(Recorded data)
-.-.-
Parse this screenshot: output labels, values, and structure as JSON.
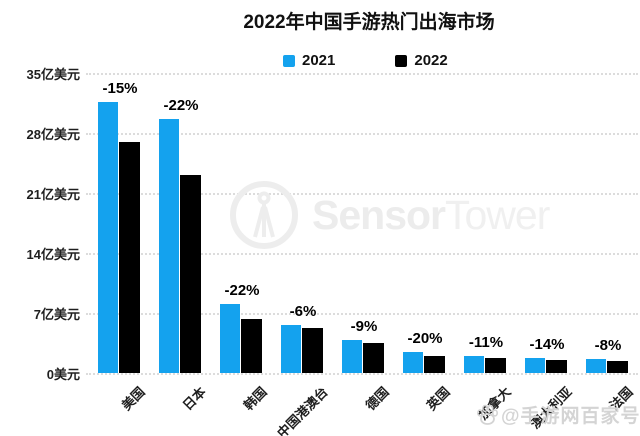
{
  "title": "2022年中国手游热门出海市场",
  "chart_data": {
    "type": "bar",
    "title": "2022年中国手游热门出海市场",
    "categories": [
      "美国",
      "日本",
      "韩国",
      "中国港澳台",
      "德国",
      "英国",
      "加拿大",
      "澳大利亚",
      "法国"
    ],
    "series": [
      {
        "name": "2021",
        "color": "#14a2ee",
        "values": [
          31.6,
          29.6,
          8.1,
          5.6,
          3.8,
          2.5,
          2.0,
          1.75,
          1.6
        ]
      },
      {
        "name": "2022",
        "color": "#000000",
        "values": [
          26.9,
          23.1,
          6.3,
          5.2,
          3.5,
          2.0,
          1.75,
          1.5,
          1.45
        ]
      }
    ],
    "bar_labels": [
      "-15%",
      "-22%",
      "-22%",
      "-6%",
      "-9%",
      "-20%",
      "-11%",
      "-14%",
      "-8%"
    ],
    "y_ticks": [
      "35亿美元",
      "28亿美元",
      "21亿美元",
      "14亿美元",
      "7亿美元",
      "0美元"
    ],
    "y_unit": "亿美元",
    "ylim": [
      0,
      35
    ],
    "grid": "horizontal-dotted",
    "legend_position": "top-center",
    "x_label_rotation_deg": -45
  },
  "legend": {
    "items": [
      {
        "label": "2021",
        "color": "#14a2ee"
      },
      {
        "label": "2022",
        "color": "#000000"
      }
    ]
  },
  "watermarks": {
    "sensortower_bold": "Sensor",
    "sensortower_light": "Tower",
    "byline": "@手游网百家号"
  }
}
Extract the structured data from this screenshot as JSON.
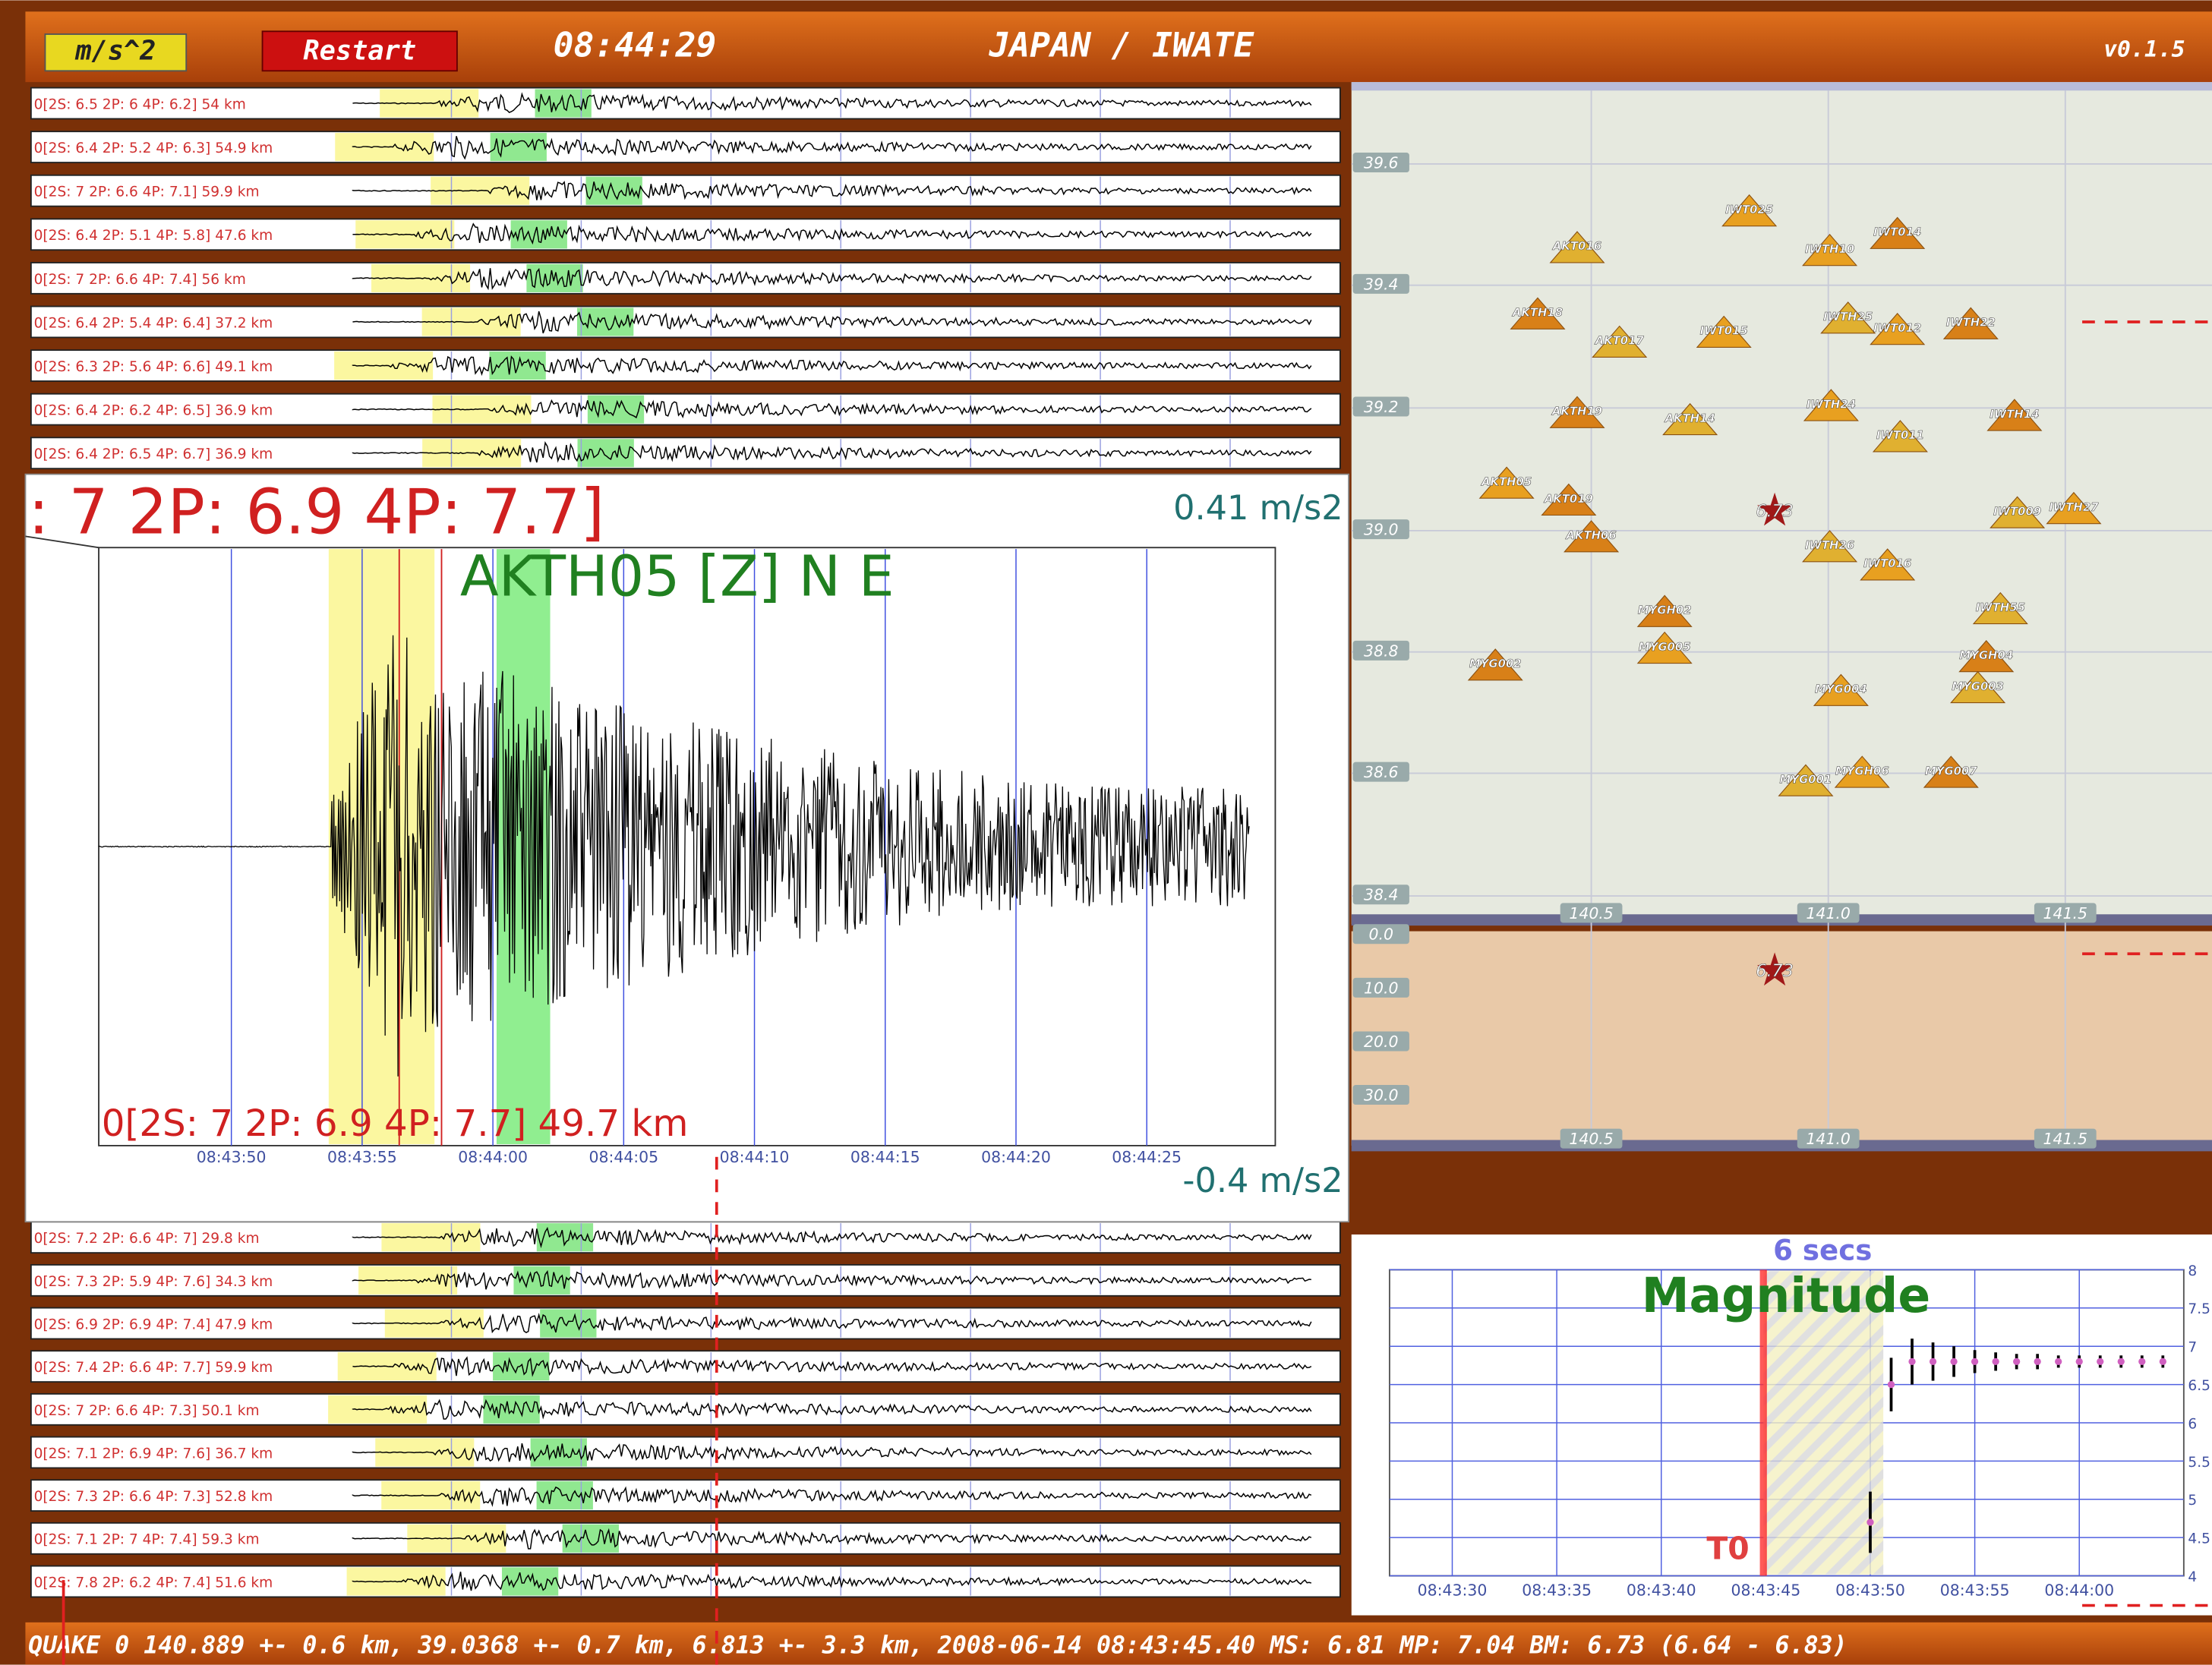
{
  "header": {
    "units": "m/s^2",
    "restart": "Restart",
    "time": "08:44:29",
    "region": "JAPAN / IWATE",
    "version": "v0.1.5"
  },
  "traces_top": [
    "0[2S: 6.5 2P: 6 4P: 6.2] 54 km",
    "0[2S: 6.4 2P: 5.2 4P: 6.3] 54.9 km",
    "0[2S: 7 2P: 6.6 4P: 7.1] 59.9 km",
    "0[2S: 6.4 2P: 5.1 4P: 5.8] 47.6 km",
    "0[2S: 7 2P: 6.6 4P: 7.4] 56 km",
    "0[2S: 6.4 2P: 5.4 4P: 6.4] 37.2 km",
    "0[2S: 6.3 2P: 5.6 4P: 6.6] 49.1 km",
    "0[2S: 6.4 2P: 6.2 4P: 6.5] 36.9 km",
    "0[2S: 6.4 2P: 6.5 4P: 6.7] 36.9 km"
  ],
  "traces_bottom": [
    "0[2S: 7.2 2P: 6.6 4P: 7] 29.8 km",
    "0[2S: 7.3 2P: 5.9 4P: 7.6] 34.3 km",
    "0[2S: 6.9 2P: 6.9 4P: 7.4] 47.9 km",
    "0[2S: 7.4 2P: 6.6 4P: 7.7] 59.9 km",
    "0[2S: 7 2P: 6.6 4P: 7.3] 50.1 km",
    "0[2S: 7.1 2P: 6.9 4P: 7.6] 36.7 km",
    "0[2S: 7.3 2P: 6.6 4P: 7.3] 52.8 km",
    "0[2S: 7.1 2P: 7 4P: 7.4] 59.3 km",
    "0[2S: 7.8 2P: 6.2 4P: 7.4] 51.6 km"
  ],
  "zoom": {
    "magnitudes": ": 7 2P: 6.9 4P: 7.7]",
    "max": "0.41 m/s2",
    "min": "-0.4 m/s2",
    "station": "AKTH05 [Z] N E",
    "label": "0[2S: 7 2P: 6.9 4P: 7.7] 49.7 km",
    "times": [
      "08:43:50",
      "08:43:55",
      "08:44:00",
      "08:44:05",
      "08:44:10",
      "08:44:15",
      "08:44:20",
      "08:44:25"
    ]
  },
  "map": {
    "lat_labels": [
      "39.6",
      "39.4",
      "39.2",
      "39.0",
      "38.8",
      "38.6",
      "38.4"
    ],
    "lon_labels": [
      "140.5",
      "141.0",
      "141.5"
    ],
    "stations": [
      "IWT025",
      "IWT014",
      "AKT016",
      "IWTH10",
      "AKTH18",
      "IWTH25",
      "IWT012",
      "IWTH22",
      "AKT017",
      "IWT015",
      "AKTH19",
      "AKTH14",
      "IWTH24",
      "IWTH14",
      "IWT011",
      "AKTH05",
      "AKT019",
      "IWT009",
      "IWTH27",
      "AKTH06",
      "IWTH26",
      "IWT016",
      "MYGH02",
      "IWTH55",
      "MYG005",
      "MYGH04",
      "MYG003",
      "MYG004",
      "MYG002",
      "MYG001",
      "MYGH06",
      "MYG007"
    ],
    "epicenter": "6.73",
    "depth_labels": [
      "0.0",
      "10.0",
      "20.0",
      "30.0"
    ]
  },
  "magnitude": {
    "title": "Magnitude",
    "window": "6 secs",
    "origin_label": "T0",
    "xticks": [
      "08:43:30",
      "08:43:35",
      "08:43:40",
      "08:43:45",
      "08:43:50",
      "08:43:55",
      "08:44:00"
    ],
    "xlim": [
      "08:43:27",
      "08:44:05"
    ],
    "ylim": [
      4,
      8
    ],
    "yticks": [
      4,
      4.5,
      5,
      5.5,
      6,
      6.5,
      7,
      7.5,
      8
    ],
    "x": [
      "08:43:50",
      "08:43:51",
      "08:43:52",
      "08:43:53",
      "08:43:54",
      "08:43:55",
      "08:43:56",
      "08:43:57",
      "08:43:58",
      "08:43:59",
      "08:44:00",
      "08:44:01",
      "08:44:02",
      "08:44:03",
      "08:44:04"
    ],
    "values": [
      4.7,
      6.5,
      6.8,
      6.8,
      6.8,
      6.8,
      6.8,
      6.8,
      6.8,
      6.8,
      6.8,
      6.8,
      6.8,
      6.8,
      6.8
    ],
    "errors": [
      0.4,
      0.35,
      0.3,
      0.25,
      0.2,
      0.15,
      0.12,
      0.1,
      0.1,
      0.08,
      0.08,
      0.08,
      0.08,
      0.08,
      0.08
    ]
  },
  "footer": "QUAKE 0 140.889 +- 0.6 km, 39.0368 +- 0.7 km, 6.813 +- 3.3 km, 2008-06-14 08:43:45.40 MS: 6.81 MP: 7.04 BM: 6.73 (6.64 - 6.83)"
}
-.-.-
### EXERCISE OBJECTIVE
Retype all of the entries exactly as written, leaving out any images.

### OUTPUT OF THE TASK
Parse this screenshot: output labels, values, and structure as JSON.
{
  "title": "2022年中国手游热门出海市场",
  "chart_data": {
    "type": "bar",
    "title": "2022年中国手游热门出海市场",
    "categories": [
      "美国",
      "日本",
      "韩国",
      "中国港澳台",
      "德国",
      "英国",
      "加拿大",
      "澳大利亚",
      "法国"
    ],
    "series": [
      {
        "name": "2021",
        "color": "#14a2ee",
        "values": [
          31.6,
          29.6,
          8.1,
          5.6,
          3.8,
          2.5,
          2.0,
          1.75,
          1.6
        ]
      },
      {
        "name": "2022",
        "color": "#000000",
        "values": [
          26.9,
          23.1,
          6.3,
          5.2,
          3.5,
          2.0,
          1.75,
          1.5,
          1.45
        ]
      }
    ],
    "bar_labels": [
      "-15%",
      "-22%",
      "-22%",
      "-6%",
      "-9%",
      "-20%",
      "-11%",
      "-14%",
      "-8%"
    ],
    "y_ticks": [
      "35亿美元",
      "28亿美元",
      "21亿美元",
      "14亿美元",
      "7亿美元",
      "0美元"
    ],
    "y_unit": "亿美元",
    "ylim": [
      0,
      35
    ],
    "grid": "horizontal-dotted",
    "legend_position": "top-center",
    "x_label_rotation_deg": -45
  },
  "legend": {
    "items": [
      {
        "label": "2021",
        "color": "#14a2ee"
      },
      {
        "label": "2022",
        "color": "#000000"
      }
    ]
  },
  "watermarks": {
    "sensortower_bold": "Sensor",
    "sensortower_light": "Tower",
    "byline": "@手游网百家号"
  }
}
Extract the structured data from this screenshot as JSON.
{
  "header": {
    "units": "m/s^2",
    "restart": "Restart",
    "time": "08:44:29",
    "region": "JAPAN / IWATE",
    "version": "v0.1.5"
  },
  "traces_top": [
    "0[2S: 6.5 2P: 6 4P: 6.2] 54 km",
    "0[2S: 6.4 2P: 5.2 4P: 6.3] 54.9 km",
    "0[2S: 7 2P: 6.6 4P: 7.1] 59.9 km",
    "0[2S: 6.4 2P: 5.1 4P: 5.8] 47.6 km",
    "0[2S: 7 2P: 6.6 4P: 7.4] 56 km",
    "0[2S: 6.4 2P: 5.4 4P: 6.4] 37.2 km",
    "0[2S: 6.3 2P: 5.6 4P: 6.6] 49.1 km",
    "0[2S: 6.4 2P: 6.2 4P: 6.5] 36.9 km",
    "0[2S: 6.4 2P: 6.5 4P: 6.7] 36.9 km"
  ],
  "traces_bottom": [
    "0[2S: 7.2 2P: 6.6 4P: 7] 29.8 km",
    "0[2S: 7.3 2P: 5.9 4P: 7.6] 34.3 km",
    "0[2S: 6.9 2P: 6.9 4P: 7.4] 47.9 km",
    "0[2S: 7.4 2P: 6.6 4P: 7.7] 59.9 km",
    "0[2S: 7 2P: 6.6 4P: 7.3] 50.1 km",
    "0[2S: 7.1 2P: 6.9 4P: 7.6] 36.7 km",
    "0[2S: 7.3 2P: 6.6 4P: 7.3] 52.8 km",
    "0[2S: 7.1 2P: 7 4P: 7.4] 59.3 km",
    "0[2S: 7.8 2P: 6.2 4P: 7.4] 51.6 km"
  ],
  "zoom": {
    "magnitudes": ": 7 2P: 6.9 4P: 7.7]",
    "max": "0.41 m/s2",
    "min": "-0.4 m/s2",
    "station": "AKTH05 [Z] N E",
    "label": "0[2S: 7 2P: 6.9 4P: 7.7] 49.7 km",
    "times": [
      "08:43:50",
      "08:43:55",
      "08:44:00",
      "08:44:05",
      "08:44:10",
      "08:44:15",
      "08:44:20",
      "08:44:25"
    ]
  },
  "map": {
    "lat_labels": [
      "39.6",
      "39.4",
      "39.2",
      "39.0",
      "38.8",
      "38.6",
      "38.4"
    ],
    "lon_labels": [
      "140.5",
      "141.0",
      "141.5"
    ],
    "stations": [
      "IWT025",
      "IWT014",
      "AKT016",
      "IWTH10",
      "AKTH18",
      "IWTH25",
      "IWT012",
      "IWTH22",
      "AKT017",
      "IWT015",
      "AKTH19",
      "AKTH14",
      "IWTH24",
      "IWTH14",
      "IWT011",
      "AKTH05",
      "AKT019",
      "IWT009",
      "IWTH27",
      "AKTH06",
      "IWTH26",
      "IWT016",
      "MYGH02",
      "IWTH55",
      "MYG005",
      "MYGH04",
      "MYG003",
      "MYG004",
      "MYG002",
      "MYG001",
      "MYGH06",
      "MYG007"
    ],
    "epicenter": "6.73",
    "depth_labels": [
      "0.0",
      "10.0",
      "20.0",
      "30.0"
    ]
  },
  "magnitude": {
    "title": "Magnitude",
    "window": "6 secs",
    "origin_label": "T0",
    "xticks": [
      "08:43:30",
      "08:43:35",
      "08:43:40",
      "08:43:45",
      "08:43:50",
      "08:43:55",
      "08:44:00"
    ],
    "xlim": [
      "08:43:27",
      "08:44:05"
    ],
    "ylim": [
      4,
      8
    ],
    "yticks": [
      4,
      4.5,
      5,
      5.5,
      6,
      6.5,
      7,
      7.5,
      8
    ],
    "x": [
      "08:43:50",
      "08:43:51",
      "08:43:52",
      "08:43:53",
      "08:43:54",
      "08:43:55",
      "08:43:56",
      "08:43:57",
      "08:43:58",
      "08:43:59",
      "08:44:00",
      "08:44:01",
      "08:44:02",
      "08:44:03",
      "08:44:04"
    ],
    "values": [
      4.7,
      6.5,
      6.8,
      6.8,
      6.8,
      6.8,
      6.8,
      6.8,
      6.8,
      6.8,
      6.8,
      6.8,
      6.8,
      6.8,
      6.8
    ],
    "errors": [
      0.4,
      0.35,
      0.3,
      0.25,
      0.2,
      0.15,
      0.12,
      0.1,
      0.1,
      0.08,
      0.08,
      0.08,
      0.08,
      0.08,
      0.08
    ]
  },
  "footer": "QUAKE 0 140.889 +- 0.6 km, 39.0368 +- 0.7 km, 6.813 +- 3.3 km, 2008-06-14 08:43:45.40 MS: 6.81 MP: 7.04 BM: 6.73 (6.64 - 6.83)"
}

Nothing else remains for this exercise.